Text passage.
Help with simpleXML

Hello, I’m completely new to XML. Been reading up on simpleXML and am having trouble parsing a file because the elements I need seem to be at the same level.

here’s a snippet:

<dict>
	<key>entries</key>
	<array>

		<dict>
			<key>source</key>
			<string>Add Book…</string>
			<key>target</key>
			<string>Añadir libro…</string>
		</dict>
			
	</array>
	<key>sourceLanguage</key>
	<string>en</string>
	<key>targetLanguage</key>
	<string>es</string>
</dict>

I need to get the string under source (“Add Book…”) and the string under target (“Añadir libro…”) then put these into a table. The mysql part I can do no problem, but can’t figure out how to get them from the XML. I was using something like this:

$xml = new SimpleXMLElement($xmlstr);

foreach ($xml->xpath('//dict') as $dict) {
    echo $dict->key, ' <strong> content: </strong> ', $dict->string, '<br />';
}

But that only gives me the first key and string objects.

Any help would be appreciated.

The XML structure is quite bad. If possible, I’d change it to:


<Dictionary>
    <Entries SourceLanguage="en">
        <Entry>
            <Source>Add Book...</Source>
            <Target Language="es">A&#241;adir libro...</Target>
            <Target Language="de">Buch hinzuf&#252;gen</Target>
        </Entry>
    <Entries>
</Dictionary>

That way your system could cope with many languages and simplexml will be much more comfortable with navigating your data.

The current XML is written as if it’s simply variables dumped out by a program, rather than how data should naturally exist in a file.

An Alternative to the above is:

<Dictionary>
    <Entries>
        <Entry>
            <Term Language="en">Add Book...</Term>
            <Term Language="es">A&#241;adir libro...</Term>
            <Term Language="de">Buch hinzuf&#252;gen</Term>
        </Entry>
</Dictionary>

Which would mean that its slightly more code to get, say, the spanish for “Add Book…”, but it’d be easier to find the german for “Añadir libro” , or the english for “Buch hinzufügen”.

You could use XPath to query for the source and target values. Given the XML presented in the first post, the code could look like;

$xml = new SimpleXMLElement($xmlstr);

foreach ($xml->array->dict as $dict) {
    $source = current($dict->xpath("./key[.='source']/following-sibling::string"));
    $target = current($dict->xpath("./key[.='target']/following-sibling::string"));
    echo "'{$source}' translates to '{$target}'\
";
}

Note that SimpleXMLElement::xpath() returns an array, so we just use the the function current() to get the first value (which assumes there is one!).

Jake is quite right that you could probably make life easier if re-arranging the XML document is an option. However, if not, then the above could provide a hint as to the right direction to move in.

To-do list.
(A) In the simpleXML thread, the reply that calls the XML structure quite bad proposes a first replacement layout. List every element name used in that layout, leaving out attributes.
(B) Write the next part of the simpleXML thread, picking up after its final sentence.
None of the entries are needed for this work.

Entries shown.
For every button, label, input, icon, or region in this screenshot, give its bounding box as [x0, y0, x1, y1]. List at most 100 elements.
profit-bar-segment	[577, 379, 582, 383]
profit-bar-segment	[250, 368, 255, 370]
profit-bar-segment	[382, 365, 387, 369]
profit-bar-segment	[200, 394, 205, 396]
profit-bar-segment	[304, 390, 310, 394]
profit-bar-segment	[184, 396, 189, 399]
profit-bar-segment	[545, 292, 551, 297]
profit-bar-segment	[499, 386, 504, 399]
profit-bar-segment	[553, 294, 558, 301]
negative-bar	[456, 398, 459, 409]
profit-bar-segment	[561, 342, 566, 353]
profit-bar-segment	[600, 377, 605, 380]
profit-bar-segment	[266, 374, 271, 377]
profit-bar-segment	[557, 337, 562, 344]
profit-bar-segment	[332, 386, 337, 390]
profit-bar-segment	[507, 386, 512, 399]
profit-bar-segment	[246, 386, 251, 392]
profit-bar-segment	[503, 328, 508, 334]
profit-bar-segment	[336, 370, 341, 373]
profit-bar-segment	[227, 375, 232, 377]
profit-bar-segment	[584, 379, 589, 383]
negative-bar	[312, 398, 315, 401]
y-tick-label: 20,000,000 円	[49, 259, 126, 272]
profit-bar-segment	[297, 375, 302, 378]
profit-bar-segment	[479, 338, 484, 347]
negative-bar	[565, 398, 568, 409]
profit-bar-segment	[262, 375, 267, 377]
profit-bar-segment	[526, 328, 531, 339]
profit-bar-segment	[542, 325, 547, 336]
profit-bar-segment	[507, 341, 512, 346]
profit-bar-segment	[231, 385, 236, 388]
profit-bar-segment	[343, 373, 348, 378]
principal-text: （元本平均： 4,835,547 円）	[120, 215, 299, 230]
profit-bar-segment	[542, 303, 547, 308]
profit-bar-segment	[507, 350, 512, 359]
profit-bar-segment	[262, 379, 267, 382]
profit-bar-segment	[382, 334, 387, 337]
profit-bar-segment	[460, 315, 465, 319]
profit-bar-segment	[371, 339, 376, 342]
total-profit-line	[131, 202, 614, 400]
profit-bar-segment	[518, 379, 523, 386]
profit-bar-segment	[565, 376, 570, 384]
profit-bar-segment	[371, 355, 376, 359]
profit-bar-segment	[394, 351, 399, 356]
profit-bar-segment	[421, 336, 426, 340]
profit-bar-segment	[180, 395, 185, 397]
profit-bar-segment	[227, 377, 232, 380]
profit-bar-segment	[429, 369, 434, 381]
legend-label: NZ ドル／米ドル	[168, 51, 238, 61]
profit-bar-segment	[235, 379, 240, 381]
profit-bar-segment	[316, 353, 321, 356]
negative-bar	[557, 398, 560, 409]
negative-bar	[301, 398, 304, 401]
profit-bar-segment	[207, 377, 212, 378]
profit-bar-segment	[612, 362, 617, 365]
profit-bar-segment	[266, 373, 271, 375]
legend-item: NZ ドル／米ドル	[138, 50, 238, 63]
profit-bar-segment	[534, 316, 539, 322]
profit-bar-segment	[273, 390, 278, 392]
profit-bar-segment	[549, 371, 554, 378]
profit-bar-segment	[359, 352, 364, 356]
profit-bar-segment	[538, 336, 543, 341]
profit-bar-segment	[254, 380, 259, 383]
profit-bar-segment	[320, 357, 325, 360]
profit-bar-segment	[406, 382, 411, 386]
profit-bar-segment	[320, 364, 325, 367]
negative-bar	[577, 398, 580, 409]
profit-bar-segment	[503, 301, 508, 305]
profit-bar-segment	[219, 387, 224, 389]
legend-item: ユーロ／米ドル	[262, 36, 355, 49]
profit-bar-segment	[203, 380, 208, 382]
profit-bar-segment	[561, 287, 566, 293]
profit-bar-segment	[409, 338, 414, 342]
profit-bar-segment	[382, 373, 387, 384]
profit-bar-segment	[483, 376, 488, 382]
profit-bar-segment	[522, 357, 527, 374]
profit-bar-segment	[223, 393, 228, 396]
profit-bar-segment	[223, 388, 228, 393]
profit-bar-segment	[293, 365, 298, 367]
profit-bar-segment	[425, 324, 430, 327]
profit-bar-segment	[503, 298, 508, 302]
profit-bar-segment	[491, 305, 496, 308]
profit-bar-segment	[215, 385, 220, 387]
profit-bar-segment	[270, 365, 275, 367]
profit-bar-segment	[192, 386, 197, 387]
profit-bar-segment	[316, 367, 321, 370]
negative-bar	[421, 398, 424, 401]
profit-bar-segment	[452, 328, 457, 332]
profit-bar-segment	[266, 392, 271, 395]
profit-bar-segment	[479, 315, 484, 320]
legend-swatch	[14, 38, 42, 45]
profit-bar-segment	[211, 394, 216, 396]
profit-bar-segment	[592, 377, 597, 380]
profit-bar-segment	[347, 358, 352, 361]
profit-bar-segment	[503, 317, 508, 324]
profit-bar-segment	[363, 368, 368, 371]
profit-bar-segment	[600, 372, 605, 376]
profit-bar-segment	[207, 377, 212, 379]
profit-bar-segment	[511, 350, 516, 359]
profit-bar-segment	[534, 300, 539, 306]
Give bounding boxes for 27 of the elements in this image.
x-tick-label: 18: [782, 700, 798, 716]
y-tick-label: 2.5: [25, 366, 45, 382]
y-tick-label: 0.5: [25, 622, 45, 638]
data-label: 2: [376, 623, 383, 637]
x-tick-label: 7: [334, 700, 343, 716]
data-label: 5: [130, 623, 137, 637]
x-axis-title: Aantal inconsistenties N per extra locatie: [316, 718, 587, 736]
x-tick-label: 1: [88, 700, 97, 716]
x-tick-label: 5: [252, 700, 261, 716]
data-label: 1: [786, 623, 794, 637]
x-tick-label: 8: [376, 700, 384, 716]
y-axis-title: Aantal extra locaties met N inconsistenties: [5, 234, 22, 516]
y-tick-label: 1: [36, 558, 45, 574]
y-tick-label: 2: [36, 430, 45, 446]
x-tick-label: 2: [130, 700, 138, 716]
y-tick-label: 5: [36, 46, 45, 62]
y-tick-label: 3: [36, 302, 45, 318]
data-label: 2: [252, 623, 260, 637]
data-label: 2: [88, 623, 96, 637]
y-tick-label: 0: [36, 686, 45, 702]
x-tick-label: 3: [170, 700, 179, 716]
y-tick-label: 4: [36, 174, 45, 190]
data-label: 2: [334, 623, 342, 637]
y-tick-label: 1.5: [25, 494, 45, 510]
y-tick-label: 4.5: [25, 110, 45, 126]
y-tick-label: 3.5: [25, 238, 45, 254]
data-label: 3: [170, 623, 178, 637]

Written responses.
(A) Dictionary, Entries, Entry, Source, Target

(B)
I can’t change the format of the XML

Sorry, hadn’t had a chance to try this before, but now that I did.

Salathe, the code you provided produces the following error:

Warning: Invalid argument supplied for foreach() in parserTest.php on line 29

Line 29 being this line:

foreach ($xml->array->dict as $dict) {

I tried modifying the code as such:

foreach ($xml->array as $array) {
    $source = current($array->dict->xpath("./key[.='source']/following-sibling::string"));
    $target = current($array->xpath("./key[.='target']/following-sibling::string"));
    echo "'{$source}' translates to '{$target}'\
";
} 

And this produces nothing, no output, not even the “translates to” which should output once you enter the foreach loop.

I was able to get some success with the following code:

foreach ($xml->dict as $dict) {
    $source = current($dict->array->dict->xpath("./key[.='source']/following-sibling::string"));
    $target = current($dict->array->dict->xpath("./key[.='target']/following-sibling::string"));
    echo "'{$source}' translates to '{$target}'\
";
} 

But it only returns the first <dict> content, none of the others.

Since you have this badly structured xml, the solution isn’t flexible.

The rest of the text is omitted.